Challenge:
List all lines of the data containing the word "JSON".

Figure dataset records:
···

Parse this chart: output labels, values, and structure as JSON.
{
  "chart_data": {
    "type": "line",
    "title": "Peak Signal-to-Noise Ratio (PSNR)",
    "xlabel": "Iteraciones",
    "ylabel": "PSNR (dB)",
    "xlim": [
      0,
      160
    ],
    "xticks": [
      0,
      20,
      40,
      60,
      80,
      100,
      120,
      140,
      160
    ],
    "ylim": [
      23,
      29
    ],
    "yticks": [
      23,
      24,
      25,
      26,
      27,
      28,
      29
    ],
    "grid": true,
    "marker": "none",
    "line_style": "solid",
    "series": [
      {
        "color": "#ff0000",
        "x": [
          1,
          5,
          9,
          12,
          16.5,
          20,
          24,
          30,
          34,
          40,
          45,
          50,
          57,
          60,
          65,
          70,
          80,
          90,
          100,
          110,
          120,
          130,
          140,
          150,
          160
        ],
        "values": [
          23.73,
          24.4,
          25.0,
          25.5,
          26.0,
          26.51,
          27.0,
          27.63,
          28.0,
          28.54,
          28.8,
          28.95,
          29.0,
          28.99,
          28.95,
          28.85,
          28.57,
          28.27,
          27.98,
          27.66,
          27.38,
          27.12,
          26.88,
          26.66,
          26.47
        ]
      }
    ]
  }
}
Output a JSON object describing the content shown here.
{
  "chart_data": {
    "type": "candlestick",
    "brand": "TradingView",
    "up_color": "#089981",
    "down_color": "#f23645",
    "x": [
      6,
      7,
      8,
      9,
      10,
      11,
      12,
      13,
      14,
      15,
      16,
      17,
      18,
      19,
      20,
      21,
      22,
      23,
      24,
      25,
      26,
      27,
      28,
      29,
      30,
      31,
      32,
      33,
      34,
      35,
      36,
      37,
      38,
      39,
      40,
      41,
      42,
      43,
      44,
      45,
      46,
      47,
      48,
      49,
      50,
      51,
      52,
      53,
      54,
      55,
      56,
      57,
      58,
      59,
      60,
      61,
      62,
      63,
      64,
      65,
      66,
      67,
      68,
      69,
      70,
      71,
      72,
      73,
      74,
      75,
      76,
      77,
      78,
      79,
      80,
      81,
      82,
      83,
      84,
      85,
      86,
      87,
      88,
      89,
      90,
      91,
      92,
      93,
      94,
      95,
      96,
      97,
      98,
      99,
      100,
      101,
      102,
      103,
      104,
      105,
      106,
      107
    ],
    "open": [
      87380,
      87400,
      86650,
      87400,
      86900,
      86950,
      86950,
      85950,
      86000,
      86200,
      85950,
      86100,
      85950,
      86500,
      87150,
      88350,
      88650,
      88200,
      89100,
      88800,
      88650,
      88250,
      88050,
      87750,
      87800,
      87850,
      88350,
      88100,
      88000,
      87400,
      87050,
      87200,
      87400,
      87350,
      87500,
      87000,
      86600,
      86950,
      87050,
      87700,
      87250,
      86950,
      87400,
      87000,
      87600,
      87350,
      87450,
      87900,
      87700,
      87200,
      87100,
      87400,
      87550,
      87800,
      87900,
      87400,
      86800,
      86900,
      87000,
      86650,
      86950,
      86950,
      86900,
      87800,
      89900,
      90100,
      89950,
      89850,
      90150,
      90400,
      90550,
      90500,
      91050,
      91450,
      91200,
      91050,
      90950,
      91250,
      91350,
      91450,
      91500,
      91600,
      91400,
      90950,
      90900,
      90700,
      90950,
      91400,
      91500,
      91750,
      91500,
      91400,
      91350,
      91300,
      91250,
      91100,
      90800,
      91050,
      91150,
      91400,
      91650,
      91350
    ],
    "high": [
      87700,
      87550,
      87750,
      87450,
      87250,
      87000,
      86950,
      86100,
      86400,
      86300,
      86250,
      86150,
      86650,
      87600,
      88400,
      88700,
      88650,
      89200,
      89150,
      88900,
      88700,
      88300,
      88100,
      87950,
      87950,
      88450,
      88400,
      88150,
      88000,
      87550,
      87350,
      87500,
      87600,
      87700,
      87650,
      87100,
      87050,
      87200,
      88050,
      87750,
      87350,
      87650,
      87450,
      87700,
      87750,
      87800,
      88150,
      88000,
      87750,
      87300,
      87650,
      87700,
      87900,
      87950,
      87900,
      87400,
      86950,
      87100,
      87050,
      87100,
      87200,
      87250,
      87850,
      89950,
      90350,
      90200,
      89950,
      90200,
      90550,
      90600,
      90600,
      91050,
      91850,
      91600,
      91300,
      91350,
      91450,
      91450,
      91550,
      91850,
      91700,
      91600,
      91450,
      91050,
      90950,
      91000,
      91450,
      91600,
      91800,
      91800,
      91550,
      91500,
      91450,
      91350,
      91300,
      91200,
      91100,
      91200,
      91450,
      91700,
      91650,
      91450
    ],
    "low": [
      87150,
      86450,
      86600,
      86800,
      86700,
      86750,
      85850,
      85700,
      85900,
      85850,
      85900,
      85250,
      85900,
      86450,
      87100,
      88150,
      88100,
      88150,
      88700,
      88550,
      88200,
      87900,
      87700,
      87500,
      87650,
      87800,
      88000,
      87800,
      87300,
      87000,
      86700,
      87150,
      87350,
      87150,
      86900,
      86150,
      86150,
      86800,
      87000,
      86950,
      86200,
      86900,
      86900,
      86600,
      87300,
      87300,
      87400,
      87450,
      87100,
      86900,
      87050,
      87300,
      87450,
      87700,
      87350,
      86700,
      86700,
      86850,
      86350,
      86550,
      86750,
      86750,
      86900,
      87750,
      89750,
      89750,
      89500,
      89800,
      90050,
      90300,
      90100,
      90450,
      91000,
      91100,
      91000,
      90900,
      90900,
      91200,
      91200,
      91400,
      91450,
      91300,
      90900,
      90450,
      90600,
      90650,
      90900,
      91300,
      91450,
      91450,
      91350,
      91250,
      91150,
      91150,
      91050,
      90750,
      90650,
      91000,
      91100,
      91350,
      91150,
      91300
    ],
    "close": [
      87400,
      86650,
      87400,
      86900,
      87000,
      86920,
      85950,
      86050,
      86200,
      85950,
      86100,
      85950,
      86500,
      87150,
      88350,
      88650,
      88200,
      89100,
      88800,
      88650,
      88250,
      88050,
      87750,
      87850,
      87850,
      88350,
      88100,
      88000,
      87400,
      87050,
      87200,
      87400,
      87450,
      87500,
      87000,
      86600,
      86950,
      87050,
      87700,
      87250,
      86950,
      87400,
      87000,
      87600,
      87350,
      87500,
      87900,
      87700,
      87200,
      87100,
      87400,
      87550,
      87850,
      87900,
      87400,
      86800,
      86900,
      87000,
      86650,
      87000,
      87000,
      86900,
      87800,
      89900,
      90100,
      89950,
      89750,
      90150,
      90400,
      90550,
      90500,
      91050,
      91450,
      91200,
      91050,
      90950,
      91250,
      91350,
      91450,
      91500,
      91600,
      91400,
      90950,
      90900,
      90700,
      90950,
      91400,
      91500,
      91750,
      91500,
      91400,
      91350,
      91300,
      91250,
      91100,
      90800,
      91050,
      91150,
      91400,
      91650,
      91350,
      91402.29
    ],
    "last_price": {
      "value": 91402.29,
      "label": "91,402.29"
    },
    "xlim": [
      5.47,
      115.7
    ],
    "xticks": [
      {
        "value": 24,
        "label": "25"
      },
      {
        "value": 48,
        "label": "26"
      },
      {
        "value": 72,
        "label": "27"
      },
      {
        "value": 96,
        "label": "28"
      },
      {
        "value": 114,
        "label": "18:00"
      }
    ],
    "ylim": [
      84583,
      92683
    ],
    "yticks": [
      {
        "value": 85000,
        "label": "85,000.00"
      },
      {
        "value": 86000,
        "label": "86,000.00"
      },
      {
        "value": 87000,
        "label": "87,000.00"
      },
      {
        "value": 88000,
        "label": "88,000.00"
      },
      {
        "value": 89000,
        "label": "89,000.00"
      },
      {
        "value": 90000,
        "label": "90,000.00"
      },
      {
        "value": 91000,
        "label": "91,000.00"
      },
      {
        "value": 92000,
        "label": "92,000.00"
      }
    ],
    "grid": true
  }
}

···

Output for this exercise:
Parse this chart: output labels, values, and structure as JSON.
Output a JSON object describing the content shown here.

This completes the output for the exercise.